__Goal__. Leave out the pictures and restate the rest of the data exactly.

__Exercise material__.
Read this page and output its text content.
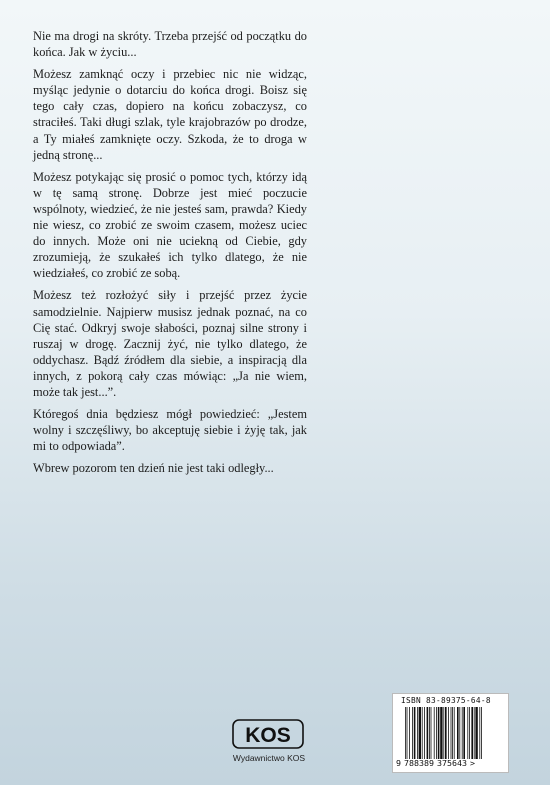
Nie ma drogi na skróty. Trzeba przejść od początku do końca. Jak w życiu...

Możesz zamknąć oczy i przebiec nic nie widząc, myśląc jedynie o dotarciu do końca drogi. Boisz się tego cały czas, dopiero na końcu zobaczysz, co straciłeś. Taki długi szlak, tyle krajobrazów po drodze, a Ty miałeś zamknięte oczy. Szkoda, że to droga w jedną stronę...

Możesz potykając się prosić o pomoc tych, którzy idą w tę samą stronę. Dobrze jest mieć poczucie wspólnoty, wiedzieć, że nie jesteś sam, prawda? Kiedy nie wiesz, co zrobić ze swoim czasem, możesz uciec do innych. Może oni nie uciekną od Ciebie, gdy zrozumieją, że szukałeś ich tylko dlatego, że nie wiedziałeś, co zrobić ze sobą.

Możesz też rozłożyć siły i przejść przez życie samodzielnie. Najpierw musisz jednak poznać, na co Cię stać. Odkryj swoje słabości, poznaj silne strony i ruszaj w drogę. Zacznij żyć, nie tylko dlatego, że oddychasz. Bądź źródłem dla siebie, a inspiracją dla innych, z pokorą cały czas mówiąc: „Ja nie wiem, może tak jest...”.

Któregoś dnia będziesz mógł powiedzieć: „Jestem wolny i szczęśliwy, bo akceptuję siebie i żyję tak, jak mi to odpowiada”.

Wbrew pozorom ten dzień nie jest taki odległy...

KOS
Wydawnictwo KOS
ISBN 83-89375-64-8
9 788389 375643 >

__Response below__.
Read this page and output its text content.
Nie ma drogi na skróty. Trzeba przejść od początku do końca. Jak w życiu...

Możesz zamknąć oczy i przebiec nic nie widząc, myśląc jedynie o dotarciu do końca drogi. Boisz się tego cały czas, dopiero na końcu zobaczysz, co straciłeś. Taki długi szlak, tyle krajobrazów po drodze, a Ty miałeś zamknięte oczy. Szkoda, że to droga w jedną stronę...

Możesz potykając się prosić o pomoc tych, którzy idą w tę samą stronę. Dobrze jest mieć poczucie wspólnoty, wiedzieć, że nie jesteś sam, prawda? Kiedy nie wiesz, co zrobić ze swoim czasem, możesz uciec do innych. Może oni nie uciekną od Ciebie, gdy zrozumieją, że szukałeś ich tylko dlatego, że nie wiedziałeś, co zrobić ze sobą.

Możesz też rozłożyć siły i przejść przez życie samodzielnie. Najpierw musisz jednak poznać, na co Cię stać. Odkryj swoje słabości, poznaj silne strony i ruszaj w drogę. Zacznij żyć, nie tylko dlatego, że oddychasz. Bądź źródłem dla siebie, a inspiracją dla innych, z pokorą cały czas mówiąc: „Ja nie wiem, może tak jest...”.

Któregoś dnia będziesz mógł powiedzieć: „Jestem wolny i szczęśliwy, bo akceptuję siebie i żyję tak, jak mi to odpowiada”.

Wbrew pozorom ten dzień nie jest taki odległy...

KOS
Wydawnictwo KOS
ISBN 83-89375-64-8
9 788389 375643 >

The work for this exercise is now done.